■ **Die Aufgabe**
Übertrage den Satz „Loachs Sinn für Ironie und sein Humor vermeiden weitgehend Pathos und Kitsch.“ aus der Filmbesprechung ins Englische.

■ **Textauszug**
%%

  Joe kümmert sich um eine junge Familie. Liam (David McKay) und Sabine (Annemarie Kennedy), die einen Sohn namens Scott haben, sind zwar zwei Ex-Junkies, aber auch sie scheinen ihr Leben mit Joes Hilfe in den Griff zu bekommen. Liam spielt in Joes "deutsch-brasilianischer" Fußballmannschaft, was ihm auch menschlichen Halt gibt.
  Und da ist dann noch die Sozialarbeiterin Sarah (Louise Goodall), Joes große Liebe. Zuerst streiten sie sich, weil Sarah nach Joes Meinung falsch mit Liam und Sabine umgeht, doch dann kommen sie sich doch näher. Die Darstellung, wie zwei im Grunde genommen sehr verletzliche Menschen zusammenkommen, gehört zu den gelungensten und anrührendsten Szenen des Films. Loachs Sinn für Ironie und sein Humor vermeiden weitgehend Pathos und Kitsch. Er macht sich aber auch nie über seine Figuren lustig und vermeidet so ein Abgleiten in Zynismus.
  So scheint alles zum besten zu stehen. Auch ohne Geld kommen alle durch gegenseitige Hilfe zurecht und stellen so ein kleines alltägliches Gegenmodell zu den herrschenden Verhältnissen dar. Es wird hier aber keine Idylle geschildert. Es werden einfache Leute gezeigt, die mit Humor und Phantasie ihre beschissene Situation einigermaßen zu meistern scheinen.
  Aber es gibt auch Schattenseiten, für die die äußeren Umstände nicht verantwortlich sind. Joe ist nicht nur der eckige aber sympathische "nice guy" mit dem "typisch britischen" Sinn für Galgenhumor. Er kann auch richtig ausrasten. Gegenüber dem Detektiv vom Sozialamt, der ihn bei "Schwarzarbeit" für seine künftige Geliebte erwischt, was ihm eine einwöchige Sperre der Unterstützung einbringt, kann man es noch verstehen. Joe hat die Sympathie der ZuschauerInnen auf seiner Seite.

%%

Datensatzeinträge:
%%

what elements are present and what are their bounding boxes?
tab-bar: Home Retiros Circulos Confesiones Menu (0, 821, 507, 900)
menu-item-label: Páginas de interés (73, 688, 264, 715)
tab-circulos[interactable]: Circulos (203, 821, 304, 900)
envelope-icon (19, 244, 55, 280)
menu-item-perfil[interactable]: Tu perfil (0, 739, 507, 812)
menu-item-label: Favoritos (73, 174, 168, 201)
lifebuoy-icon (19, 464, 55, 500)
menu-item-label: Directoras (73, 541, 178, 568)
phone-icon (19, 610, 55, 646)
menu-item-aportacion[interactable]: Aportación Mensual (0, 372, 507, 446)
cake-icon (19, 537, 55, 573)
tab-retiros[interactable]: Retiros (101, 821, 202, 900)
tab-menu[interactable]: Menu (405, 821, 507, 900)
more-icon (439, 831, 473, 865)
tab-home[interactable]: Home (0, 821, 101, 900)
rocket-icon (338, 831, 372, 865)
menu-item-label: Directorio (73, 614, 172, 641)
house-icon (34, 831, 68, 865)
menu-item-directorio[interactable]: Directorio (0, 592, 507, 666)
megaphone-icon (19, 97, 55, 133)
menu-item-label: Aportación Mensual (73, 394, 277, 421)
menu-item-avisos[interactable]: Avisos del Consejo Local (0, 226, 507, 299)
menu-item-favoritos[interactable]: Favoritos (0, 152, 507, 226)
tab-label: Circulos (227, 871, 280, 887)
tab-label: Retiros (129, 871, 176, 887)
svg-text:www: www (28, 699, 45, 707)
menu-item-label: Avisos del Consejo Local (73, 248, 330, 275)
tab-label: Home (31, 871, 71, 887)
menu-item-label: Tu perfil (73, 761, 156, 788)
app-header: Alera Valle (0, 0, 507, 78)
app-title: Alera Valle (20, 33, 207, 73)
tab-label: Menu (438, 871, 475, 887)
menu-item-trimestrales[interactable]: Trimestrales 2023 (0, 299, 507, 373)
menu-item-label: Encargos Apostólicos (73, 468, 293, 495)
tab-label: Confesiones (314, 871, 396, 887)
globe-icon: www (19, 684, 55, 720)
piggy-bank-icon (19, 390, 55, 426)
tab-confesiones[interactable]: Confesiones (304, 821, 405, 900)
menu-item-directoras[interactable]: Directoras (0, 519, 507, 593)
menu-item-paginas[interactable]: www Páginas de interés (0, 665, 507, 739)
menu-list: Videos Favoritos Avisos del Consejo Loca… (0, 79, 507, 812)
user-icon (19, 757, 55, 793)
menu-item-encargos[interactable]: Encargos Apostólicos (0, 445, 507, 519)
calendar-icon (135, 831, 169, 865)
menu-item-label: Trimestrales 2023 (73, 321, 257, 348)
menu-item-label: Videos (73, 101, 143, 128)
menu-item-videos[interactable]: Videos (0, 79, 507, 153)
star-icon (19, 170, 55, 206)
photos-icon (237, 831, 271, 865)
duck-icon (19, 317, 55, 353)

%%

■ **Antwort**
Loach's sense of irony and his humor largely avoid pathos and kitsch.